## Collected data

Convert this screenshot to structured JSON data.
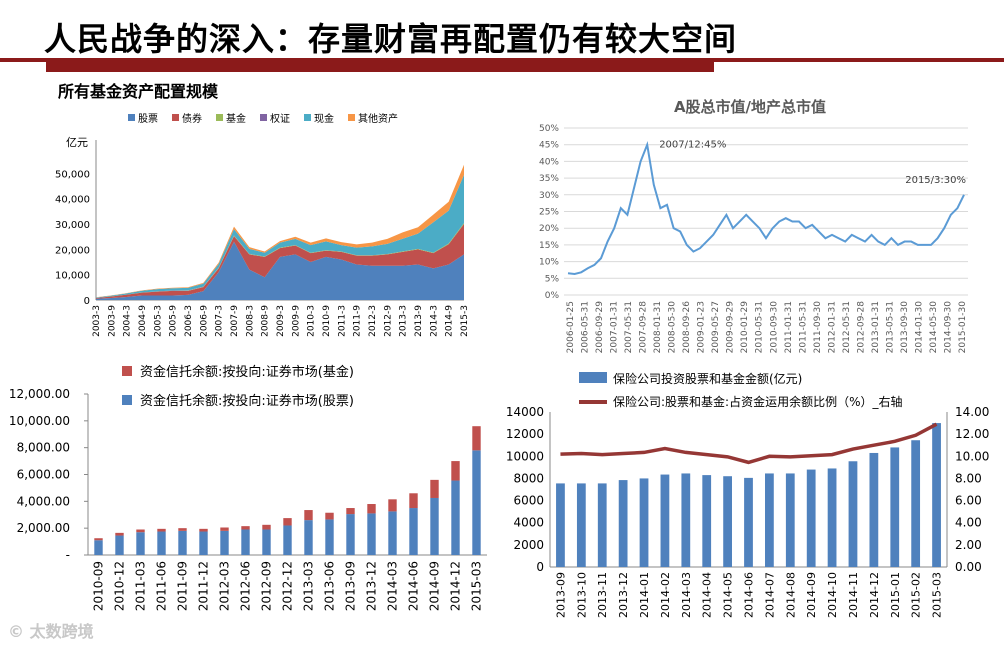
{
  "slide": {
    "title": "人民战争的深入：存量财富再配置仍有较大空间",
    "watermark": "太数跨境"
  },
  "chart_data": [
    {
      "id": "fund-allocation",
      "type": "area",
      "title": "所有基金资产配置规模",
      "ylabel": "亿元",
      "ylim": [
        0,
        60000
      ],
      "yticks": [
        0,
        10000,
        20000,
        30000,
        40000,
        50000
      ],
      "ytick_labels": [
        "0",
        "10,000",
        "20,000",
        "30,000",
        "40,000",
        "50,000"
      ],
      "categories": [
        "2003-3",
        "2003-9",
        "2004-3",
        "2004-9",
        "2005-3",
        "2005-9",
        "2006-3",
        "2006-9",
        "2007-3",
        "2007-9",
        "2008-3",
        "2008-9",
        "2009-3",
        "2009-9",
        "2010-3",
        "2010-9",
        "2011-3",
        "2011-9",
        "2012-3",
        "2012-9",
        "2013-3",
        "2013-9",
        "2014-3",
        "2014-9",
        "2015-3"
      ],
      "series": [
        {
          "name": "股票",
          "color": "#4f81bd",
          "values": [
            500,
            800,
            1200,
            1800,
            1800,
            1800,
            2000,
            3500,
            11000,
            23000,
            12000,
            9000,
            17000,
            18000,
            15000,
            17000,
            16000,
            14000,
            13500,
            13500,
            13500,
            14000,
            12500,
            14000,
            18000
          ]
        },
        {
          "name": "债券",
          "color": "#c0504d",
          "values": [
            300,
            600,
            900,
            1100,
            1500,
            1800,
            1600,
            1600,
            1500,
            2200,
            6000,
            8000,
            3500,
            3500,
            3500,
            2500,
            3000,
            3500,
            4000,
            4500,
            5500,
            6000,
            6000,
            8000,
            12000
          ]
        },
        {
          "name": "基金",
          "color": "#9bbb59",
          "values": [
            10,
            20,
            30,
            50,
            60,
            70,
            80,
            100,
            150,
            200,
            150,
            150,
            150,
            150,
            150,
            150,
            150,
            150,
            150,
            150,
            200,
            200,
            200,
            300,
            400
          ]
        },
        {
          "name": "权证",
          "color": "#8064a2",
          "values": [
            0,
            0,
            0,
            0,
            50,
            80,
            100,
            80,
            80,
            60,
            30,
            0,
            0,
            0,
            0,
            0,
            0,
            0,
            0,
            0,
            0,
            0,
            0,
            0,
            0
          ]
        },
        {
          "name": "现金",
          "color": "#4bacc6",
          "values": [
            200,
            300,
            500,
            700,
            900,
            900,
            1000,
            1200,
            1500,
            2500,
            2000,
            1500,
            2000,
            2500,
            3000,
            3500,
            2500,
            3000,
            3500,
            4000,
            5000,
            6000,
            12000,
            13000,
            19000
          ]
        },
        {
          "name": "其他资产",
          "color": "#f79646",
          "values": [
            100,
            100,
            100,
            150,
            200,
            200,
            250,
            300,
            500,
            1000,
            700,
            500,
            600,
            800,
            1000,
            1200,
            1200,
            1300,
            1500,
            2000,
            2500,
            2500,
            3000,
            3500,
            4000
          ]
        }
      ]
    },
    {
      "id": "a-share-gdp",
      "type": "line",
      "title": "A股总市值/地产总市值",
      "ylim": [
        0,
        50
      ],
      "yticks": [
        0,
        5,
        10,
        15,
        20,
        25,
        30,
        35,
        40,
        45,
        50
      ],
      "ytick_labels": [
        "0%",
        "5%",
        "10%",
        "15%",
        "20%",
        "25%",
        "30%",
        "35%",
        "40%",
        "45%",
        "50%"
      ],
      "color": "#5b9bd5",
      "xlabels": [
        "2006-01-25",
        "2006-05-31",
        "2006-09-29",
        "2007-01-31",
        "2007-05-31",
        "2007-09-28",
        "2008-01-31",
        "2008-05-30",
        "2008-09-26",
        "2009-01-23",
        "2009-05-27",
        "2009-09-29",
        "2010-01-29",
        "2010-05-31",
        "2010-09-30",
        "2011-01-31",
        "2011-05-31",
        "2011-09-30",
        "2012-01-31",
        "2012-05-31",
        "2012-09-28",
        "2013-01-31",
        "2013-05-31",
        "2013-09-30",
        "2014-01-30",
        "2014-05-30",
        "2014-09-30",
        "2015-01-30"
      ],
      "values": [
        6.5,
        6.3,
        6.8,
        8,
        9,
        11,
        16,
        20,
        26,
        24,
        32,
        40,
        45,
        33,
        26,
        27,
        20,
        19,
        15,
        13,
        14,
        16,
        18,
        21,
        24,
        20,
        22,
        24,
        22,
        20,
        17,
        20,
        22,
        23,
        22,
        22,
        20,
        21,
        19,
        17,
        18,
        17,
        16,
        18,
        17,
        16,
        18,
        16,
        15,
        17,
        15,
        16,
        16,
        15,
        15,
        15,
        17,
        20,
        24,
        26,
        30
      ],
      "annotations": [
        {
          "text": "2007/12:45%",
          "index": 12
        },
        {
          "text": "2015/3:30%",
          "index": 60
        }
      ]
    },
    {
      "id": "trust-balance",
      "type": "bar",
      "stacked": true,
      "ylim": [
        0,
        12000
      ],
      "yticks": [
        0,
        2000,
        4000,
        6000,
        8000,
        10000,
        12000
      ],
      "ytick_labels": [
        "-",
        "2,000.00",
        "4,000.00",
        "6,000.00",
        "8,000.00",
        "10,000.00",
        "12,000.00"
      ],
      "categories": [
        "2010-09",
        "2010-12",
        "2011-03",
        "2011-06",
        "2011-09",
        "2011-12",
        "2012-03",
        "2012-06",
        "2012-09",
        "2012-12",
        "2013-03",
        "2013-06",
        "2013-09",
        "2013-12",
        "2014-03",
        "2014-06",
        "2014-09",
        "2014-12",
        "2015-03"
      ],
      "series": [
        {
          "name": "资金信托余额:按投向:证券市场(股票)",
          "color": "#4f81bd",
          "values": [
            1100,
            1450,
            1700,
            1750,
            1800,
            1750,
            1800,
            1900,
            1900,
            2200,
            2600,
            2650,
            3050,
            3100,
            3250,
            3500,
            4250,
            5550,
            7800
          ]
        },
        {
          "name": "资金信托余额:按投向:证券市场(基金)",
          "color": "#c0504d",
          "values": [
            150,
            200,
            200,
            200,
            200,
            200,
            250,
            250,
            350,
            550,
            750,
            500,
            450,
            700,
            900,
            1100,
            1350,
            1450,
            1800
          ]
        }
      ]
    },
    {
      "id": "insurance",
      "type": "bar",
      "ylim": [
        0,
        14000
      ],
      "yticks": [
        0,
        2000,
        4000,
        6000,
        8000,
        10000,
        12000,
        14000
      ],
      "ytick_labels": [
        "0",
        "2000",
        "4000",
        "6000",
        "8000",
        "10000",
        "12000",
        "14000"
      ],
      "y2lim": [
        0,
        14
      ],
      "y2ticks": [
        0,
        2,
        4,
        6,
        8,
        10,
        12,
        14
      ],
      "y2tick_labels": [
        "0.00",
        "2.00",
        "4.00",
        "6.00",
        "8.00",
        "10.00",
        "12.00",
        "14.00"
      ],
      "categories": [
        "2013-09",
        "2013-10",
        "2013-11",
        "2013-12",
        "2014-01",
        "2014-02",
        "2014-03",
        "2014-04",
        "2014-05",
        "2014-06",
        "2014-07",
        "2014-08",
        "2014-09",
        "2014-10",
        "2014-11",
        "2014-12",
        "2015-01",
        "2015-02",
        "2015-03"
      ],
      "series": [
        {
          "name": "保险公司投资股票和基金金额(亿元)",
          "type": "bar",
          "axis": "left",
          "color": "#4f81bd",
          "values": [
            7550,
            7550,
            7550,
            7850,
            8000,
            8350,
            8450,
            8300,
            8200,
            8050,
            8450,
            8450,
            8800,
            8900,
            9550,
            10300,
            10800,
            11450,
            13000
          ]
        },
        {
          "name": "保险公司:股票和基金:占资金运用余额比例（%）_右轴",
          "type": "line",
          "axis": "right",
          "color": "#953735",
          "values": [
            10.2,
            10.25,
            10.15,
            10.25,
            10.35,
            10.7,
            10.35,
            10.15,
            9.95,
            9.45,
            10.0,
            9.95,
            10.05,
            10.15,
            10.65,
            11.0,
            11.35,
            11.9,
            12.9
          ]
        }
      ]
    }
  ]
}
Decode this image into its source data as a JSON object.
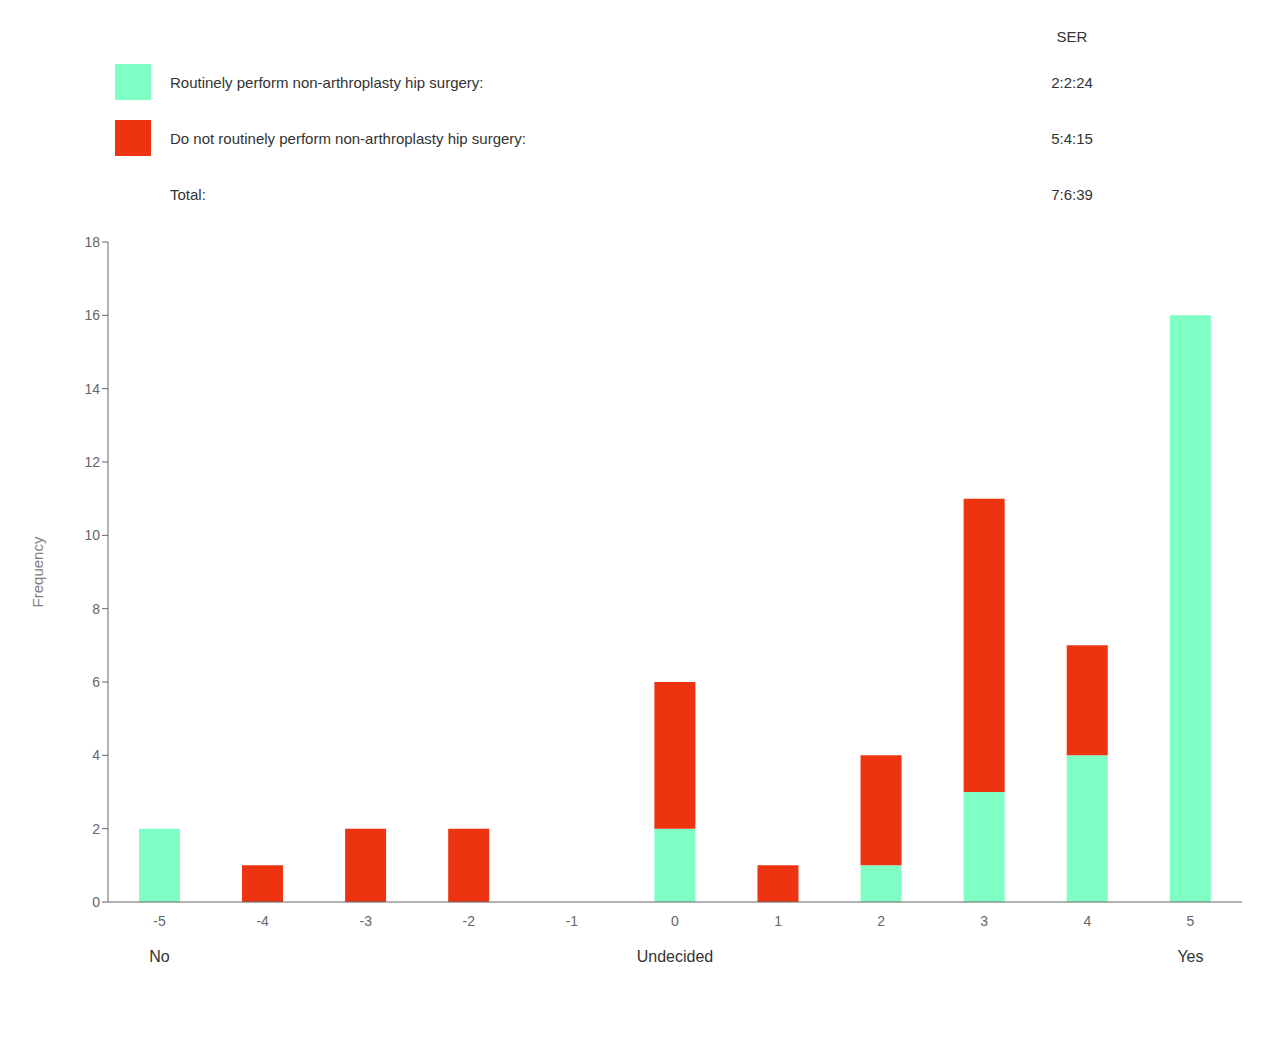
{
  "chart_data": {
    "type": "bar",
    "stacked": true,
    "grid": false,
    "legend": "top",
    "categories": [
      "-5",
      "-4",
      "-3",
      "-2",
      "-1",
      "0",
      "1",
      "2",
      "3",
      "4",
      "5"
    ],
    "series": [
      {
        "name": "Routinely perform non-arthroplasty hip surgery:",
        "color": "#7FFFC4",
        "values": [
          2,
          0,
          0,
          0,
          0,
          2,
          0,
          1,
          3,
          4,
          16
        ],
        "ser": "2:2:24"
      },
      {
        "name": "Do not routinely perform non-arthroplasty hip surgery:",
        "color": "#EE3311",
        "values": [
          0,
          1,
          2,
          2,
          0,
          4,
          1,
          3,
          8,
          3,
          0
        ],
        "ser": "5:4:15"
      }
    ],
    "ser_header": "SER",
    "total": {
      "label": "Total:",
      "ser": "7:6:39"
    },
    "x_sublabels": [
      {
        "category": "-5",
        "label": "No"
      },
      {
        "category": "0",
        "label": "Undecided"
      },
      {
        "category": "5",
        "label": "Yes"
      }
    ],
    "ylabel": "Frequency",
    "ylim": [
      0,
      18
    ],
    "yticks": [
      0,
      2,
      4,
      6,
      8,
      10,
      12,
      14,
      16,
      18
    ],
    "background_color": "#FFFFFF"
  }
}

## Written exercise
Count every line above that holds the word "资金信托余额", and state the number and nothing more.

## The result
2